## What needs to be done:
Each entry below is to be written out exactly, and the pictures are to be left out.

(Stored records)
★ ★ ★

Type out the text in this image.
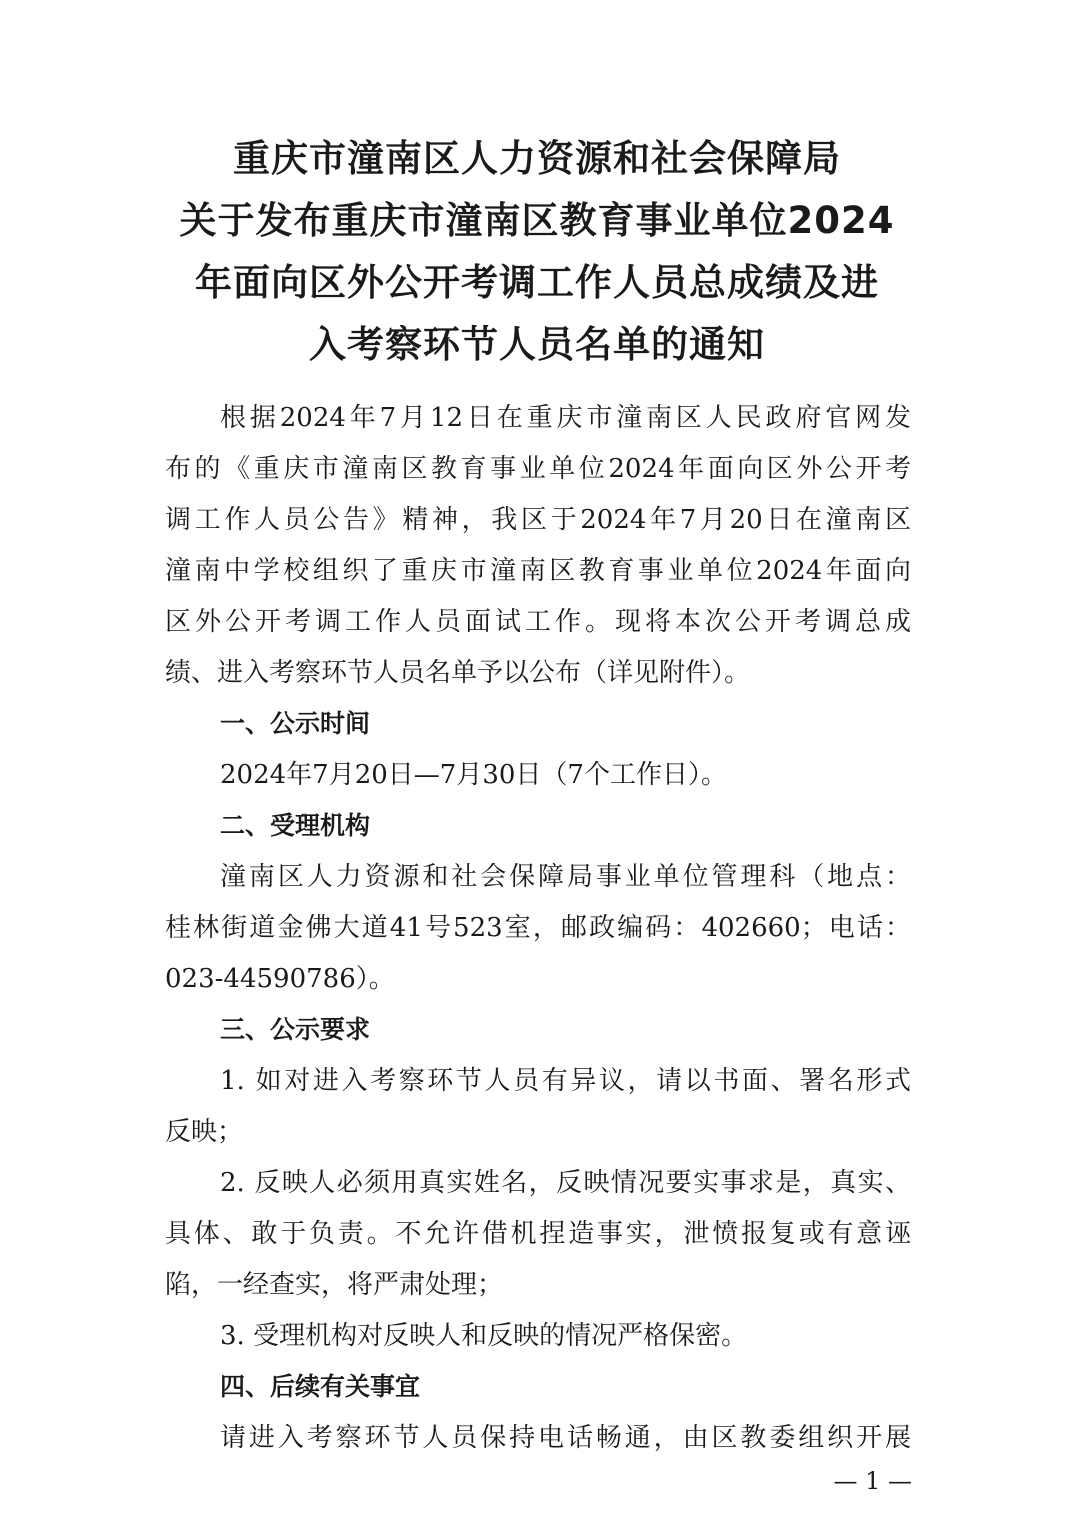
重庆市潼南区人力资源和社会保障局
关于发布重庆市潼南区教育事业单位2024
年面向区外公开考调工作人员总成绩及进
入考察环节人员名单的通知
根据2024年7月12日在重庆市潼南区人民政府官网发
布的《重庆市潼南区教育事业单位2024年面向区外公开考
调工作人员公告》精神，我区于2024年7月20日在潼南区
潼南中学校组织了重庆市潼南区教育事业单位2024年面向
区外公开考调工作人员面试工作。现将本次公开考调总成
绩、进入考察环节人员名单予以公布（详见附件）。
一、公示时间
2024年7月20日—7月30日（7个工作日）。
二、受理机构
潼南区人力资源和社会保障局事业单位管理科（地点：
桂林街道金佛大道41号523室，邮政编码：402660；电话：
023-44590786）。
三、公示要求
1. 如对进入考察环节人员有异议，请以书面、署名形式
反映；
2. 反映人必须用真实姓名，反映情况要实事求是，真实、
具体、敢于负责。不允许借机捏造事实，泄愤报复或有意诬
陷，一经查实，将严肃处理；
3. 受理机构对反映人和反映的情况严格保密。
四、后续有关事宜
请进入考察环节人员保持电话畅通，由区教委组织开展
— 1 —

★ ★ ★

## Response to the exercise:
Type out the text in this image.
重庆市潼南区人力资源和社会保障局
关于发布重庆市潼南区教育事业单位2024
年面向区外公开考调工作人员总成绩及进
入考察环节人员名单的通知
根据2024年7月12日在重庆市潼南区人民政府官网发
布的《重庆市潼南区教育事业单位2024年面向区外公开考
调工作人员公告》精神，我区于2024年7月20日在潼南区
潼南中学校组织了重庆市潼南区教育事业单位2024年面向
区外公开考调工作人员面试工作。现将本次公开考调总成
绩、进入考察环节人员名单予以公布（详见附件）。
一、公示时间
2024年7月20日—7月30日（7个工作日）。
二、受理机构
潼南区人力资源和社会保障局事业单位管理科（地点：
桂林街道金佛大道41号523室，邮政编码：402660；电话：
023-44590786）。
三、公示要求
1. 如对进入考察环节人员有异议，请以书面、署名形式
反映；
2. 反映人必须用真实姓名，反映情况要实事求是，真实、
具体、敢于负责。不允许借机捏造事实，泄愤报复或有意诬
陷，一经查实，将严肃处理；
3. 受理机构对反映人和反映的情况严格保密。
四、后续有关事宜
请进入考察环节人员保持电话畅通，由区教委组织开展
— 1 —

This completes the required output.